Tarefas a realizar ->
**a.** Apresente, sem qualquer alteração, o trecho do texto sobre a eleição de Donald Trump que vai de "Os eleitores dos" a "a recuperar lentamente.".
**b.** Segundo o texto sobre a eleição de Donald Trump, que lugar ocupam os EUA na lista dos países mais ricos do mundo da revista Global Finance?
**c.** Retome o texto sobre a eleição de Donald Trump a partir da última frase apresentada.

Cartoon do ilustrador, artista plástico e cartoonista Wilfred Hildonen, de origem finlandesa, norueguesa, sami e cigana, cedido para ilustrar este artigo.

Os eleitores dos EUA, condicionados por um sistema eleitoral pouco democrático, uma vez que restringe a participação de partidos e candidatos que não tenham o apoio das elites políticas e/ou económicas que perpetuam um regime que já alguém classificou como de “partido único com duas cabeças”, acabam de eleger Donald Trump como presidente do país mais poderoso do Mundo no campo militar e o que ocupa o 9º lugar da lista Top Ten dos países mais ricos do mundo, segundo a revista Global Finance, após o colapso bolsista de 2008, de que tem vindo a recuperar lentamente.

[Excerto de um conjunto de dados]
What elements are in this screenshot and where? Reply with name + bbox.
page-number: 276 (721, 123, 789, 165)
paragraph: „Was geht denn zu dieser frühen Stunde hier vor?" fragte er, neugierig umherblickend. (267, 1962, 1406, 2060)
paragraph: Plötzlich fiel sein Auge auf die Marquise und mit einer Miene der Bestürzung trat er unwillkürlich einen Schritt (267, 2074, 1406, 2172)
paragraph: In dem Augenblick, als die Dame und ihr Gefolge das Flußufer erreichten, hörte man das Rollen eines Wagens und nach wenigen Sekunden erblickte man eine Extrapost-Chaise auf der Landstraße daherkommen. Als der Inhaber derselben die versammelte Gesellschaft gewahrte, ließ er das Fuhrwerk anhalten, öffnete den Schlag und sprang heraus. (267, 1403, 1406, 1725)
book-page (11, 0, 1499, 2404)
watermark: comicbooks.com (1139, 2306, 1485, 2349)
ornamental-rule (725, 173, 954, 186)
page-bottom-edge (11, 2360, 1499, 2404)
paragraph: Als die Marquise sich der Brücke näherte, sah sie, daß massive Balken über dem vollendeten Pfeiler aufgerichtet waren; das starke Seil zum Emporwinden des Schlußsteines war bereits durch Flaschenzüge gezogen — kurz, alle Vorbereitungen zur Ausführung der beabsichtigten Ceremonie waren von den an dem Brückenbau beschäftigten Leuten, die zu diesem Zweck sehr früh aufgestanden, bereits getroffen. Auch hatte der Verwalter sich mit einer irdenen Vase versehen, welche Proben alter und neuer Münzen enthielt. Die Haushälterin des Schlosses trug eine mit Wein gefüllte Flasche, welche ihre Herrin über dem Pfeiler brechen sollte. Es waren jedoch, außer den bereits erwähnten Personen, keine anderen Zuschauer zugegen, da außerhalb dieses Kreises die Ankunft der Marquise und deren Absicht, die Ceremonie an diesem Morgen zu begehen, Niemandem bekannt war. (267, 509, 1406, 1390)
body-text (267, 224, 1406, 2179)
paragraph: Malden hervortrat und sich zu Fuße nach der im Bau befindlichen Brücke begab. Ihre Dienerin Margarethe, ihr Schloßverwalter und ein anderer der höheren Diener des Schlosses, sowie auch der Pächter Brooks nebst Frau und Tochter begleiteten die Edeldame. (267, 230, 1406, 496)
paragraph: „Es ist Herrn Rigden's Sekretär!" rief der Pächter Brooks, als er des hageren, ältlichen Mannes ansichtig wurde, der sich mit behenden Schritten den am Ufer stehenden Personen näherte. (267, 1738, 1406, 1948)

Respostas ->
**a.**
Os eleitores dos EUA, condicionados por um sistema eleitoral pouco democrático, uma vez que restringe a participação de partidos e candidatos que não tenham o apoio das elites políticas e/ou económicas que perpetuam um regime que já alguém classificou como de “partido único com duas cabeças”, acabam de eleger Donald Trump como presidente do país mais poderoso do Mundo no campo militar e o que ocupa o 9º lugar da lista Top Ten dos países mais ricos do mundo, segundo a revista Global Finance, após o colapso bolsista de 2008, de que tem vindo a recuperar lentamente.

**b.** O 9.º lugar.

**c.**
Durante a campanha eleitoral, Trump escandalizou todas as pessoas que nos EUA e no resto do Mundo respeitam os direitos humanos (não foi por acaso que a organização criminosa e racista Ku Klus Klan lhe manifestou o apoio) ao fazer declarações ofensivas para com as mulheres, os imigrantes mexicanos que acusou de “violadores e criminosos”, os muçulmanos e os cientistas e ambientalistas que alertam para os riscos para o Planeta e para a Humanidade das alterações climáticas, ao negar-se a cumprir os Acordos de Paris.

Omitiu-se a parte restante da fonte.